### What the exercise asks:
Every entry must be duplicated precisely as written.

### Listed entries:
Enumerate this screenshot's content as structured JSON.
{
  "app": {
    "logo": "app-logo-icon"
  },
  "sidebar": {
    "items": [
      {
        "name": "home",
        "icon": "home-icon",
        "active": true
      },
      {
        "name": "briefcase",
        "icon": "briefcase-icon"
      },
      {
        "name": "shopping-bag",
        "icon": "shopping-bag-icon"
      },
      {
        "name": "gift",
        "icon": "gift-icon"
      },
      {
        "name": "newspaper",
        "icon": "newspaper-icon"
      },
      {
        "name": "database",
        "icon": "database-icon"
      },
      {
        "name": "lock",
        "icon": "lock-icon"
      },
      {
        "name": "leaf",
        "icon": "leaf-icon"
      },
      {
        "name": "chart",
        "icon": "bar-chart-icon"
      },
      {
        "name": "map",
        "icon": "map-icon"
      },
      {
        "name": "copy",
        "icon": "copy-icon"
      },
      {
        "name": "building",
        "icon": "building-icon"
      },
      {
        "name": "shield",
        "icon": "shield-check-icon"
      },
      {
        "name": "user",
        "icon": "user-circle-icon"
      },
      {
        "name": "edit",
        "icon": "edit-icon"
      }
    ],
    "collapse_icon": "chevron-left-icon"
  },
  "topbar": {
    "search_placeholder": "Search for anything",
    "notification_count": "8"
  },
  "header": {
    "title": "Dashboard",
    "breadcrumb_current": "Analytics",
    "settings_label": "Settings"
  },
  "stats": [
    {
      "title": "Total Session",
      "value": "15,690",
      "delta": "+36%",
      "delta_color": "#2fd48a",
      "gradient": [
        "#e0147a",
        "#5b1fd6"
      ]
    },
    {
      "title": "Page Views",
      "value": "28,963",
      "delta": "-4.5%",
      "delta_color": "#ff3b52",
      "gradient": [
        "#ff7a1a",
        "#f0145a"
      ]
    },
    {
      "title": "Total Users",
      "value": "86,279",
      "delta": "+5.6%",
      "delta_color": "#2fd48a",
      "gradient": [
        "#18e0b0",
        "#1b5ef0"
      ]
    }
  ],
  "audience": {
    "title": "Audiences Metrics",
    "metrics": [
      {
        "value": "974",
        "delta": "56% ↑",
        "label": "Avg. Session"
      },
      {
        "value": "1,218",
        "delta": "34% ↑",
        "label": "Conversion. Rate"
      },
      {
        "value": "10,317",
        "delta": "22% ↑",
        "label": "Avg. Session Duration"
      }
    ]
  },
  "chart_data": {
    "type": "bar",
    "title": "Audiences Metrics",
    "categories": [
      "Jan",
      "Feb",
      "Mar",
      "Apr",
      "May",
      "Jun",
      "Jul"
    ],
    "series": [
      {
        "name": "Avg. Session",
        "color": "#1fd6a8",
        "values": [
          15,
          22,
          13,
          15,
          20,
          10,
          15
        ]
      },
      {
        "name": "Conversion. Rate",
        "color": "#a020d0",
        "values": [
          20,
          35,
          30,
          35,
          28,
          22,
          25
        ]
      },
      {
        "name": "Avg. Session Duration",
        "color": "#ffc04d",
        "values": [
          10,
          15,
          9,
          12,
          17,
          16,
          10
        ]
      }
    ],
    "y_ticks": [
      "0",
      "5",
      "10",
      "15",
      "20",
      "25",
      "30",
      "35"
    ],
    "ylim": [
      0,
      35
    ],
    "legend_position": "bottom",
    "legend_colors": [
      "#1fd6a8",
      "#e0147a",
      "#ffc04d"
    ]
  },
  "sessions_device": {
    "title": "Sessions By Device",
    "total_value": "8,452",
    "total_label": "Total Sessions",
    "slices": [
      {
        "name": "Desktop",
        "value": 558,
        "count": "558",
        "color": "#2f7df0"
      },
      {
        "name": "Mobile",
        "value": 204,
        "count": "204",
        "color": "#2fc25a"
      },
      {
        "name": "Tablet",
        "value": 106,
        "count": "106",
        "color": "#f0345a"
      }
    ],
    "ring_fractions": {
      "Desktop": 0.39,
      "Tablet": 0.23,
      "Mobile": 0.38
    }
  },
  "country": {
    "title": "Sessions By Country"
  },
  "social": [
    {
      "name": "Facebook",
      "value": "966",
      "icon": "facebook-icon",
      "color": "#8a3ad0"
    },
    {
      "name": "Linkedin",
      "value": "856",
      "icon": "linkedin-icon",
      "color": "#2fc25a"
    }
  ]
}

### Finished task:
Enumerate this screenshot's content as structured JSON.
{
  "app": {
    "logo": "app-logo-icon"
  },
  "sidebar": {
    "items": [
      {
        "name": "home",
        "icon": "home-icon",
        "active": true
      },
      {
        "name": "briefcase",
        "icon": "briefcase-icon"
      },
      {
        "name": "shopping-bag",
        "icon": "shopping-bag-icon"
      },
      {
        "name": "gift",
        "icon": "gift-icon"
      },
      {
        "name": "newspaper",
        "icon": "newspaper-icon"
      },
      {
        "name": "database",
        "icon": "database-icon"
      },
      {
        "name": "lock",
        "icon": "lock-icon"
      },
      {
        "name": "leaf",
        "icon": "leaf-icon"
      },
      {
        "name": "chart",
        "icon": "bar-chart-icon"
      },
      {
        "name": "map",
        "icon": "map-icon"
      },
      {
        "name": "copy",
        "icon": "copy-icon"
      },
      {
        "name": "building",
        "icon": "building-icon"
      },
      {
        "name": "shield",
        "icon": "shield-check-icon"
      },
      {
        "name": "user",
        "icon": "user-circle-icon"
      },
      {
        "name": "edit",
        "icon": "edit-icon"
      }
    ],
    "collapse_icon": "chevron-left-icon"
  },
  "topbar": {
    "search_placeholder": "Search for anything",
    "notification_count": "8"
  },
  "header": {
    "title": "Dashboard",
    "breadcrumb_current": "Analytics",
    "settings_label": "Settings"
  },
  "stats": [
    {
      "title": "Total Session",
      "value": "15,690",
      "delta": "+36%",
      "delta_color": "#2fd48a",
      "gradient": [
        "#e0147a",
        "#5b1fd6"
      ]
    },
    {
      "title": "Page Views",
      "value": "28,963",
      "delta": "-4.5%",
      "delta_color": "#ff3b52",
      "gradient": [
        "#ff7a1a",
        "#f0145a"
      ]
    },
    {
      "title": "Total Users",
      "value": "86,279",
      "delta": "+5.6%",
      "delta_color": "#2fd48a",
      "gradient": [
        "#18e0b0",
        "#1b5ef0"
      ]
    }
  ],
  "audience": {
    "title": "Audiences Metrics",
    "metrics": [
      {
        "value": "974",
        "delta": "56% ↑",
        "label": "Avg. Session"
      },
      {
        "value": "1,218",
        "delta": "34% ↑",
        "label": "Conversion. Rate"
      },
      {
        "value": "10,317",
        "delta": "22% ↑",
        "label": "Avg. Session Duration"
      }
    ]
  },
  "chart_data": {
    "type": "bar",
    "title": "Audiences Metrics",
    "categories": [
      "Jan",
      "Feb",
      "Mar",
      "Apr",
      "May",
      "Jun",
      "Jul"
    ],
    "series": [
      {
        "name": "Avg. Session",
        "color": "#1fd6a8",
        "values": [
          15,
          22,
          13,
          15,
          20,
          10,
          15
        ]
      },
      {
        "name": "Conversion. Rate",
        "color": "#a020d0",
        "values": [
          20,
          35,
          30,
          35,
          28,
          22,
          25
        ]
      },
      {
        "name": "Avg. Session Duration",
        "color": "#ffc04d",
        "values": [
          10,
          15,
          9,
          12,
          17,
          16,
          10
        ]
      }
    ],
    "y_ticks": [
      "0",
      "5",
      "10",
      "15",
      "20",
      "25",
      "30",
      "35"
    ],
    "ylim": [
      0,
      35
    ],
    "legend_position": "bottom",
    "legend_colors": [
      "#1fd6a8",
      "#e0147a",
      "#ffc04d"
    ]
  },
  "sessions_device": {
    "title": "Sessions By Device",
    "total_value": "8,452",
    "total_label": "Total Sessions",
    "slices": [
      {
        "name": "Desktop",
        "value": 558,
        "count": "558",
        "color": "#2f7df0"
      },
      {
        "name": "Mobile",
        "value": 204,
        "count": "204",
        "color": "#2fc25a"
      },
      {
        "name": "Tablet",
        "value": 106,
        "count": "106",
        "color": "#f0345a"
      }
    ],
    "ring_fractions": {
      "Desktop": 0.39,
      "Tablet": 0.23,
      "Mobile": 0.38
    }
  },
  "country": {
    "title": "Sessions By Country"
  },
  "social": [
    {
      "name": "Facebook",
      "value": "966",
      "icon": "facebook-icon",
      "color": "#8a3ad0"
    },
    {
      "name": "Linkedin",
      "value": "856",
      "icon": "linkedin-icon",
      "color": "#2fc25a"
    }
  ]
}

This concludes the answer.